=== What to work on ===
Search the listing below for "billion". Copy each matching line.

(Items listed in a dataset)
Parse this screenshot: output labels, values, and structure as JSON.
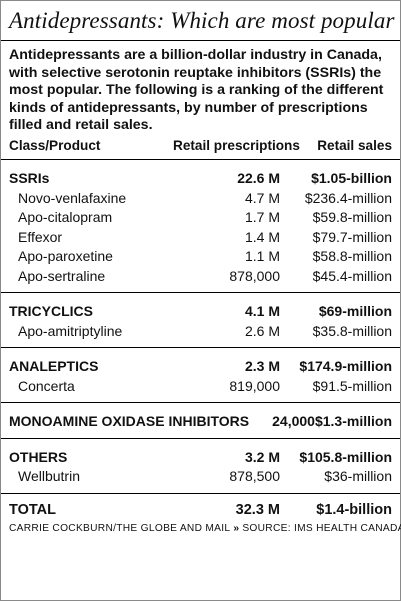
{
  "title": "Antidepressants: Which are most popular",
  "intro": "Antidepressants are a billion-dollar industry in Canada, with selective serotonin reuptake inhibitors (SSRIs) the most popular. The following is a ranking of the different kinds of antidepressants, by number of prescriptions filled and retail sales.",
  "columns": {
    "name": "Class/Product",
    "prescriptions": "Retail prescriptions",
    "sales": "Retail sales"
  },
  "chart_data": {
    "type": "table",
    "groups": [
      {
        "class": "SSRIs",
        "prescriptions": "22.6 M",
        "sales": "$1.05-billion",
        "products": [
          {
            "name": "Novo-venlafaxine",
            "prescriptions": "4.7 M",
            "sales": "$236.4-million"
          },
          {
            "name": "Apo-citalopram",
            "prescriptions": "1.7 M",
            "sales": "$59.8-million"
          },
          {
            "name": "Effexor",
            "prescriptions": "1.4 M",
            "sales": "$79.7-million"
          },
          {
            "name": "Apo-paroxetine",
            "prescriptions": "1.1 M",
            "sales": "$58.8-million"
          },
          {
            "name": "Apo-sertraline",
            "prescriptions": "878,000",
            "sales": "$45.4-million"
          }
        ]
      },
      {
        "class": "TRICYCLICS",
        "prescriptions": "4.1 M",
        "sales": "$69-million",
        "products": [
          {
            "name": "Apo-amitriptyline",
            "prescriptions": "2.6 M",
            "sales": "$35.8-million"
          }
        ]
      },
      {
        "class": "ANALEPTICS",
        "prescriptions": "2.3 M",
        "sales": "$174.9-million",
        "products": [
          {
            "name": "Concerta",
            "prescriptions": "819,000",
            "sales": "$91.5-million"
          }
        ]
      },
      {
        "class": "MONOAMINE OXIDASE INHIBITORS",
        "prescriptions": "24,000",
        "sales": "$1.3-million",
        "products": []
      },
      {
        "class": "OTHERS",
        "prescriptions": "3.2 M",
        "sales": "$105.8-million",
        "products": [
          {
            "name": "Wellbutrin",
            "prescriptions": "878,500",
            "sales": "$36-million"
          }
        ]
      }
    ],
    "total": {
      "label": "TOTAL",
      "prescriptions": "32.3 M",
      "sales": "$1.4-billion"
    }
  },
  "credit": {
    "byline": "CARRIE COCKBURN/THE GLOBE AND MAIL",
    "separator": "»",
    "source": "SOURCE: IMS HEALTH CANADA"
  }
}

=== Response to the task ===
  "intro": "Antidepressants are a billion-dollar industry in Canada, with selective serotonin reuptake inhibitors (SSRIs) the most popular. The following is a ranking of the different kinds of antidepressants, by number of prescriptions filled and retail sales.",
        "sales": "$1.05-billion",
      "sales": "$1.4-billion"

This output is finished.